**What to produce:** Select, from the data, each line where "Μαρτυρία" occurs.

**Dataset items:**
------

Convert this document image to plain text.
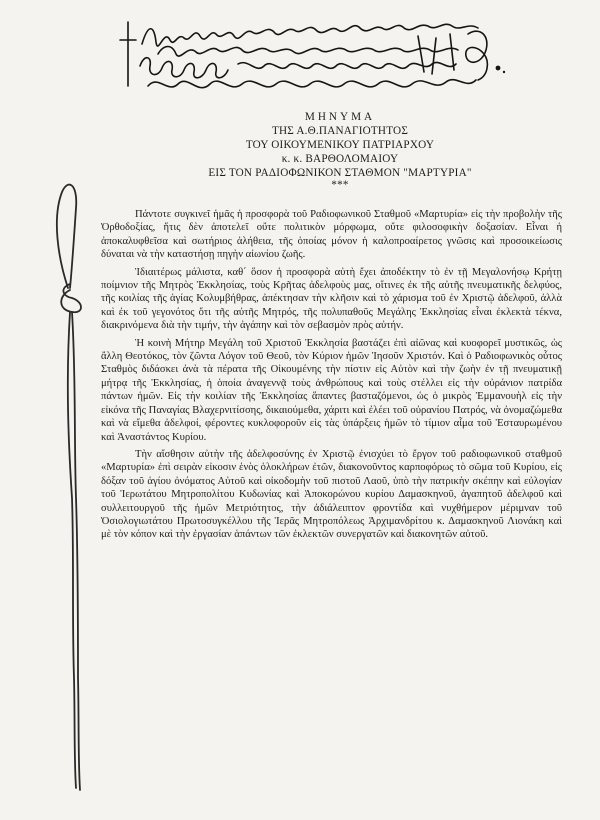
ΜΗΝΥΜΑ
ΤΗΣ Α.Θ.ΠΑΝΑΓΙΟΤΗΤΟΣ
ΤΟΥ ΟΙΚΟΥΜΕΝΙΚΟΥ ΠΑΤΡΙΑΡΧΟΥ
κ. κ. ΒΑΡΘΟΛΟΜΑΙΟΥ
ΕΙΣ ΤΟΝ ΡΑΔΙΟΦΩΝΙΚΟΝ ΣΤΑΘΜΟΝ "ΜΑΡΤΥΡΙΑ"
***

Πάντοτε συγκινεῖ ἡμᾶς ἡ προσφορὰ τοῦ Ραδιοφωνικοῦ Σταθμοῦ «Μαρτυρία» εἰς τὴν προβολὴν τῆς Ὀρθοδοξίας, ἥτις δὲν ἀποτελεῖ οὔτε πολιτικὸν μόρφωμα, οὔτε φιλοσοφικὴν δοξασίαν. Εἶναι ἡ ἀποκαλυφθεῖσα καὶ σωτήριος ἀλήθεια, τῆς ὁποίας μόνον ἡ καλοπροαίρετος γνῶσις καὶ προσοικείωσις δύναται νὰ τὴν καταστήσῃ πηγὴν αἰωνίου ζωῆς.

Ἰδιαιτέρως μάλιστα, καθ΄ ὅσον ἡ προσφορὰ αὐτὴ ἔχει ἀποδέκτην τὸ ἐν τῇ Μεγαλονήσῳ Κρήτῃ ποίμνιον τῆς Μητρὸς Ἐκκλησίας, τοὺς Κρῆτας ἀδελφοὺς μας, οἵτινες ἐκ τῆς αὐτῆς πνευματικῆς δελφύος, τῆς κοιλίας τῆς ἁγίας Κολυμβήθρας, ἀπέκτησαν τὴν κλῆσιν καὶ τὸ χάρισμα τοῦ ἐν Χριστῷ ἀδελφοῦ, ἀλλὰ καὶ ἐκ τοῦ γεγονότος ὅτι τῆς αὐτῆς Μητρός, τῆς πολυπαθοῦς Μεγάλης Ἐκκλησίας εἶναι ἐκλεκτὰ τέκνα, διακρινόμενα διὰ τὴν τιμήν, τὴν ἀγάπην καὶ τὸν σεβασμὸν πρὸς αὐτήν.

Ἡ κοινὴ Μήτηρ Μεγάλη τοῦ Χριστοῦ Ἐκκλησία βαστάζει ἐπὶ αἰῶνας καὶ κυοφορεῖ μυστικῶς, ὡς ἄλλη Θεοτόκος, τὸν ζῶντα Λόγον τοῦ Θεοῦ, τὸν Κύριον ἡμῶν Ἰησοῦν Χριστόν. Καὶ ὁ Ραδιοφωνικὸς οὗτος Σταθμὸς διδάσκει ἀνὰ τὰ πέρατα τῆς Οἰκουμένης τὴν πίστιν εἰς Αὐτὸν καὶ τὴν ζωὴν ἐν τῇ πνευματικῇ μήτρᾳ τῆς Ἐκκλησίας, ἡ ὁποία ἀναγεννᾷ τοὺς ἀνθρώπους καὶ τοὺς στέλλει εἰς τὴν οὐράνιον πατρίδα πάντων ἡμῶν. Εἰς τὴν κοιλίαν τῆς Ἐκκλησίας ἅπαντες βασταζόμενοι, ὡς ὁ μικρὸς Ἐμμανουὴλ εἰς τὴν εἰκόνα τῆς Παναγίας Βλαχερνιτίσσης, δικαιούμεθα, χάριτι καὶ ἐλέει τοῦ οὐρανίου Πατρός, νὰ ὀνομαζώμεθα καὶ νὰ εἴμεθα ἀδελφοί, φέροντες κυκλοφοροῦν εἰς τὰς ὑπάρξεις ἡμῶν τὸ τίμιον αἷμα τοῦ Ἐσταυρωμένου καὶ Ἀναστάντος Κυρίου.

Τὴν αἴσθησιν αὐτὴν τῆς ἀδελφοσύνης ἐν Χριστῷ ἐνισχύει τὸ ἔργον τοῦ ραδιοφωνικοῦ σταθμοῦ «Μαρτυρία» ἐπὶ σειρὰν εἰκοσιν ἑνὸς ὁλοκλήρων ἐτῶν, διακονοῦντος καρποφόρως τὸ σῶμα τοῦ Κυρίου, εἰς δόξαν τοῦ ἁγίου ὀνόματος Αὐτοῦ καὶ οἰκοδομὴν τοῦ πιστοῦ Λαοῦ, ὑπὸ τὴν πατρικὴν σκέπην καὶ εὐλογίαν τοῦ Ἱερωτάτου Μητροπολίτου Κυδωνίας καὶ Ἀποκορώνου κυρίου Δαμασκηνοῦ, ἀγαπητοῦ ἀδελφοῦ καὶ συλλειτουργοῦ τῆς ἡμῶν Μετριότητος, τὴν ἀδιάλειπτον φροντίδα καὶ νυχθήμερον μέριμναν τοῦ Ὁσιολογιωτάτου Πρωτοσυγκέλλου τῆς Ἱερᾶς Μητροπόλεως Ἀρχιμανδρίτου κ. Δαμασκηνοῦ Λιονάκη καὶ μὲ τὸν κόπον καὶ τὴν ἐργασίαν ἁπάντων τῶν ἐκλεκτῶν συνεργατῶν καὶ διακονητῶν αὐτοῦ.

------

**Answer to this problem:**
Πάντοτε συγκινεῖ ἡμᾶς ἡ προσφορὰ τοῦ Ραδιοφωνικοῦ Σταθμοῦ «Μαρτυρία» εἰς τὴν προβολὴν τῆς Ὀρθοδοξίας, ἥτις δὲν ἀποτελεῖ οὔτε πολιτικὸν μόρφωμα, οὔτε φιλοσοφικὴν δοξασίαν. Εἶναι ἡ ἀποκαλυφθεῖσα καὶ σωτήριος ἀλήθεια, τῆς ὁποίας μόνον ἡ καλοπροαίρετος γνῶσις καὶ προσοικείωσις δύναται νὰ τὴν καταστήσῃ πηγὴν αἰωνίου ζωῆς.
Τὴν αἴσθησιν αὐτὴν τῆς ἀδελφοσύνης ἐν Χριστῷ ἐνισχύει τὸ ἔργον τοῦ ραδιοφωνικοῦ σταθμοῦ «Μαρτυρία» ἐπὶ σειρὰν εἰκοσιν ἑνὸς ὁλοκλήρων ἐτῶν, διακονοῦντος καρποφόρως τὸ σῶμα τοῦ Κυρίου, εἰς δόξαν τοῦ ἁγίου ὀνόματος Αὐτοῦ καὶ οἰκοδομὴν τοῦ πιστοῦ Λαοῦ, ὑπὸ τὴν πατρικὴν σκέπην καὶ εὐλογίαν τοῦ Ἱερωτάτου Μητροπολίτου Κυδωνίας καὶ Ἀποκορώνου κυρίου Δαμασκηνοῦ, ἀγαπητοῦ ἀδελφοῦ καὶ συλλειτουργοῦ τῆς ἡμῶν Μετριότητος, τὴν ἀδιάλειπτον φροντίδα καὶ νυχθήμερον μέριμναν τοῦ Ὁσιολογιωτάτου Πρωτοσυγκέλλου τῆς Ἱερᾶς Μητροπόλεως Ἀρχιμανδρίτου κ. Δαμασκηνοῦ Λιονάκη καὶ μὲ τὸν κόπον καὶ τὴν ἐργασίαν ἁπάντων τῶν ἐκλεκτῶν συνεργατῶν καὶ διακονητῶν αὐτοῦ.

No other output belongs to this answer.